For this reason, the American Health Information Management Association is asking you to lead the passage of workforce legislation in your state that adds accredited health information management and health informatics bachelor’s degree programs to the lineup of science majors already offered by your state-funded colleges and universities.
A very conservative estimate is that we will need at least 75,000 more health information management professionals over the next four years. That number multiplies greatly once you include the more technical professions (health information technologists) and extrapolate through end of the next decade (2019).
This is an urgent matter. Consider that it takes four years to generate an HIM or HIT bachelor degreed graduating class. Even if every state college began offering accredited HIM programs this fall, it would be 2014 before we began to see real increases.
She’s right. This is an urgent matter. Even more urgent than her letter suggests, though, because, let’s be honest, as exciting as it is to think about a nationwide swell of HIM/HIT undergraduate programs, what’s a newly minted undergraduate degree going to allow Generation Y to really contribute right out of school? Project management tackled on a big happy classroom whiteboard with multicolored markers by teams who just completed “leadership training” at last week’s ropes course retreat is a lot different than real life. Throw in an insufficient budget, unrealistic deadlines, a few Board member egos, vendor complications, personnel headaches, a mortgage payment and a couple kids’ college tuitions, and NOW you’re talkin’!
━━━━━━━━━━━━━━━━
Parts of the exercise →
(a) In the text on health information management staffing, how many more health information management professionals does the very conservative estimate say will be needed over the next four years?
(b) Write out the part of the text on health information management staffing between "For this reason, the" and "next decade (2019).", inclusive.
(c) Extend the text on health information management staffing past its final sentence.
━━━━━━━━━━━━━━━━
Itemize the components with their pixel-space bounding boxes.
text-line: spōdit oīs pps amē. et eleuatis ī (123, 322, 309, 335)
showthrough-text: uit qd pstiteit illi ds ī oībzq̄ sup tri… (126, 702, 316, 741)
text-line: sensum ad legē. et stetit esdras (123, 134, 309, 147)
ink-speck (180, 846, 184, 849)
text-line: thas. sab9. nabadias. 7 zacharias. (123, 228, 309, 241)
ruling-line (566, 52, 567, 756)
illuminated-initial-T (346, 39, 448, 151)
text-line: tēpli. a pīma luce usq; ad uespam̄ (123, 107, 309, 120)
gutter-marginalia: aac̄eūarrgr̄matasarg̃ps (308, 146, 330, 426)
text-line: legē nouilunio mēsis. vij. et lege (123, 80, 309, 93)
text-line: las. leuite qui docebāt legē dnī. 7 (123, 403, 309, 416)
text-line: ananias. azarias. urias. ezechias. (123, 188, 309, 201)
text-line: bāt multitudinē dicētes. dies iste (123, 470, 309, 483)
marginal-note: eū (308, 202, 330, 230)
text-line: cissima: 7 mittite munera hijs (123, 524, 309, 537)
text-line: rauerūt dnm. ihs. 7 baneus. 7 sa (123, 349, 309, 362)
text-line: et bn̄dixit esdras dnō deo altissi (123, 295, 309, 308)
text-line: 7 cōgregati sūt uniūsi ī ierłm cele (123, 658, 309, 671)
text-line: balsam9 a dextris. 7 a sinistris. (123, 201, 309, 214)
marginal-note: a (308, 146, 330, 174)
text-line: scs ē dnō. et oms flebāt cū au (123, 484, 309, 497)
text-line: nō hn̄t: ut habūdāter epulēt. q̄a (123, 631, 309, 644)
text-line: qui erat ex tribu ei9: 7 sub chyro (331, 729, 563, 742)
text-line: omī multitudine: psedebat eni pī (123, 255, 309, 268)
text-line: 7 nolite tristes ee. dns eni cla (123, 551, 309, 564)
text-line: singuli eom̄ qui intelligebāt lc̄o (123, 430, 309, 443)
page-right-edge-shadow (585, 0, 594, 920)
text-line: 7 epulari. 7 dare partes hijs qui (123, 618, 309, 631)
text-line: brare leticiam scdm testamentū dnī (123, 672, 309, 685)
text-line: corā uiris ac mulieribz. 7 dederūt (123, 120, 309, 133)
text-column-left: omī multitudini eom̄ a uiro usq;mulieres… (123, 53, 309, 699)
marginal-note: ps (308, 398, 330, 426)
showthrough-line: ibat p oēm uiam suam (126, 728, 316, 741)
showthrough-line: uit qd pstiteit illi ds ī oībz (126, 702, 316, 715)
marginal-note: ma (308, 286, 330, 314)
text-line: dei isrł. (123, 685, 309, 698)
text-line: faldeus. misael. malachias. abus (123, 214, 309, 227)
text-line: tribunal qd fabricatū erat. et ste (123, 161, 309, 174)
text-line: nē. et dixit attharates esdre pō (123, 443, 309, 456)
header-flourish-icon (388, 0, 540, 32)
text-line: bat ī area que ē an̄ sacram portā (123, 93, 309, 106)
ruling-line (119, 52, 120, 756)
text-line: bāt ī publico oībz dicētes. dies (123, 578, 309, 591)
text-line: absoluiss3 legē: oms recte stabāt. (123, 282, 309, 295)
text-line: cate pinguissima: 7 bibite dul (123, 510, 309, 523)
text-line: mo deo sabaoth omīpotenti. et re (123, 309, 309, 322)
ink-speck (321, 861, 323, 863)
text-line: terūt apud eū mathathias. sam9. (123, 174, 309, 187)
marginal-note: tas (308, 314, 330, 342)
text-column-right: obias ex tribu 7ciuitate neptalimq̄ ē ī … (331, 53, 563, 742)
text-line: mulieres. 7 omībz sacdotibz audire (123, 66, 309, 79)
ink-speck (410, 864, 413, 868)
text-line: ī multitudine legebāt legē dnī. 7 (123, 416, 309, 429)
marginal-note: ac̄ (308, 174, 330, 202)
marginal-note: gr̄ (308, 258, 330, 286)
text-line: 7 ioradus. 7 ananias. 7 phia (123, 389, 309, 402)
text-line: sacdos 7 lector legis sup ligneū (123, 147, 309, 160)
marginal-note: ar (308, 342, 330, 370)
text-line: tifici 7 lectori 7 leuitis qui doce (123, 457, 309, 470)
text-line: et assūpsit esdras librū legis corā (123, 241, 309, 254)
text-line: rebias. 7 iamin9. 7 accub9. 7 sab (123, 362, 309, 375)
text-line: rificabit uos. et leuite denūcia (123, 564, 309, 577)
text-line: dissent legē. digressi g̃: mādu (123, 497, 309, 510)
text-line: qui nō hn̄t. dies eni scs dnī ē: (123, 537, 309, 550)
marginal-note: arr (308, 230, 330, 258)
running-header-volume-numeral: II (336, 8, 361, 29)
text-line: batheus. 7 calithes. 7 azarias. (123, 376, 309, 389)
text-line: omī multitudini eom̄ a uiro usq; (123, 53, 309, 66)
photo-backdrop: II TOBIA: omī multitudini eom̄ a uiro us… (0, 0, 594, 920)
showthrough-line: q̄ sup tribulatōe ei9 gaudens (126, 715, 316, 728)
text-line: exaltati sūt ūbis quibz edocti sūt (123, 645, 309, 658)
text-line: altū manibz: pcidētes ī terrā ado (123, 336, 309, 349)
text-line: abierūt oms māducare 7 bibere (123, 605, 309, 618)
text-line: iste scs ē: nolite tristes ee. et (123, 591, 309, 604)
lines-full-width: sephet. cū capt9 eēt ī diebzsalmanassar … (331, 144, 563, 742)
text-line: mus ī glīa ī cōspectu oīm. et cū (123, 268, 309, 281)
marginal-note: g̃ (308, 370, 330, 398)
━━━━━━━━━━━━━━━━
Per-task answers →
(a) At least 75,000.

(b)
For this reason, the American Health Information Management Association is asking you to lead the passage of workforce legislation in your state that adds accredited health information management and health informatics bachelor’s degree programs to the lineup of science majors already offered by your state-funded colleges and universities.
A very conservative estimate is that we will need at least 75,000 more health information management professionals over the next four years. That number multiplies greatly once you include the more technical professions (health information technologists) and extrapolate through end of the next decade (2019).

(c)
So, in addition to doing what we need to do to support accredited health information management and informatics bachelor’s degree programs to develop the Healthcare IT workforce of tomorrow, where else can we turn to find the professional, experienced, specialized workforce that will be needed today in order to step into the roles of Ms. Rulan’s conservative estimate? It’s certainly time to be creative! A recent article in ExecuNet’s CareerSmart Advisor, “Creating a Healthy Future in Healthcare,” suggests that a new career in healthcare may only require a shift in industry, not in job function. Additionally, several advanced degree options are emerging, with the busy schedule of a currently employed professional guiding their format, such as the University of Illinois at Chicago’s Online Master of Science in Health Informatics program, for example. All good initiatives, and all steps in the right direction, but will they be enough? That remains to be seen. Just how creative are you?